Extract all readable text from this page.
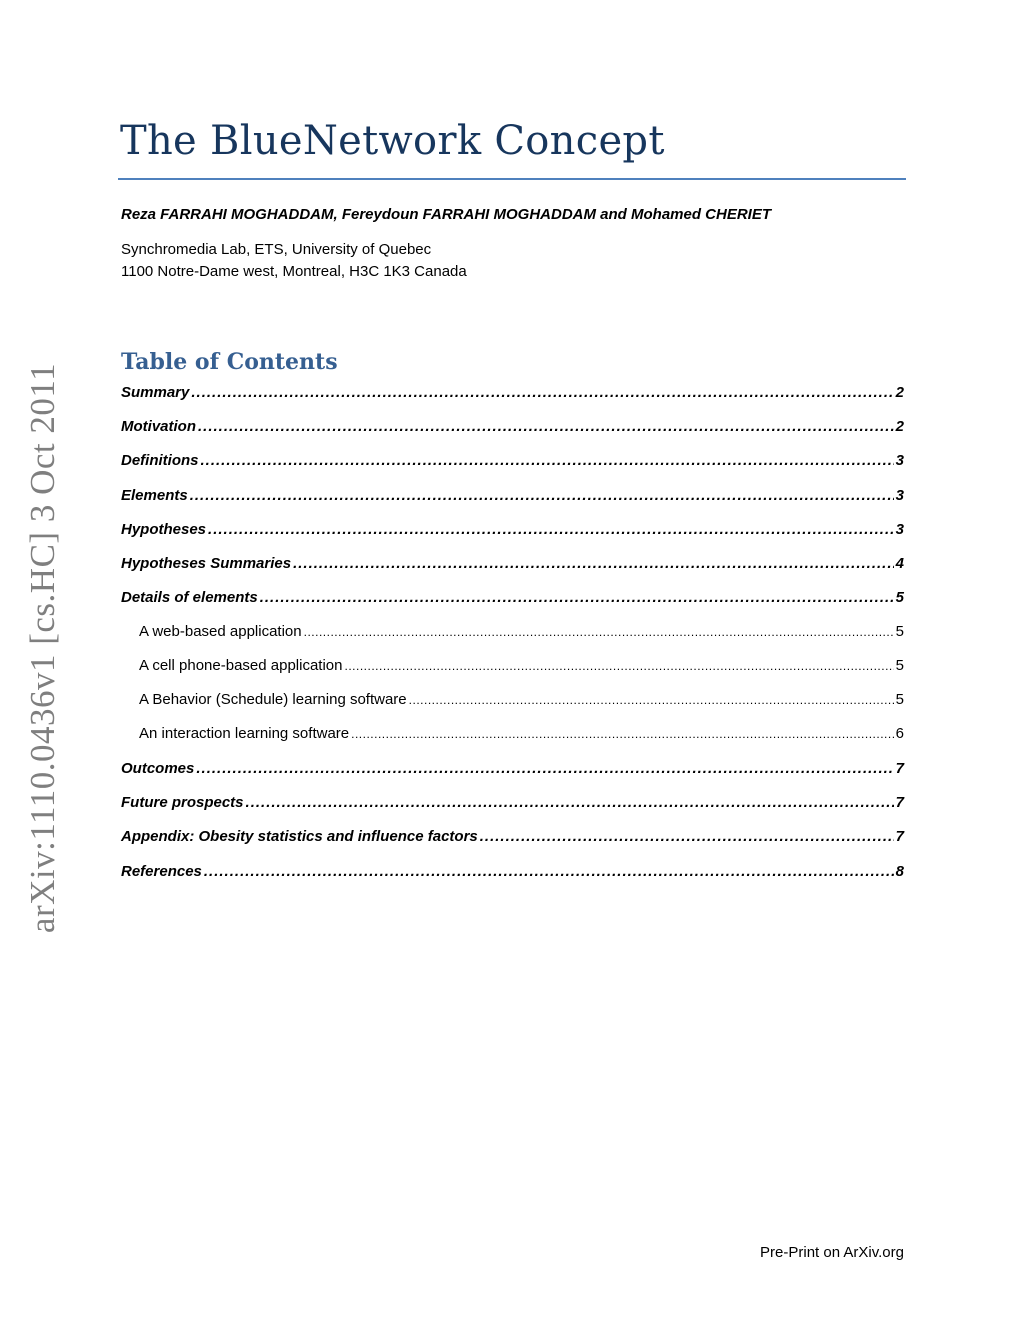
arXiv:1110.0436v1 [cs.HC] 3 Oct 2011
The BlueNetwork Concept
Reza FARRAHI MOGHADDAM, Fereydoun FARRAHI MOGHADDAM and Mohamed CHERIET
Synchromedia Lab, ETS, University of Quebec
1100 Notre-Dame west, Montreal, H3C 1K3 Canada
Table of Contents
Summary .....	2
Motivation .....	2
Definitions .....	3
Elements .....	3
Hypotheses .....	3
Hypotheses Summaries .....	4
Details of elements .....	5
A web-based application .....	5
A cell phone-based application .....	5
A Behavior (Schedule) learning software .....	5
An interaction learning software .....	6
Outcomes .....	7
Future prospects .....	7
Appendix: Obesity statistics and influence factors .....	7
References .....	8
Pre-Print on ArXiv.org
※ ※ ※
Search the data for the word "software" and copy each line where it appears.

§ **Exercise result**:
A Behavior (Schedule) learning software .....	5
An interaction learning software .....	6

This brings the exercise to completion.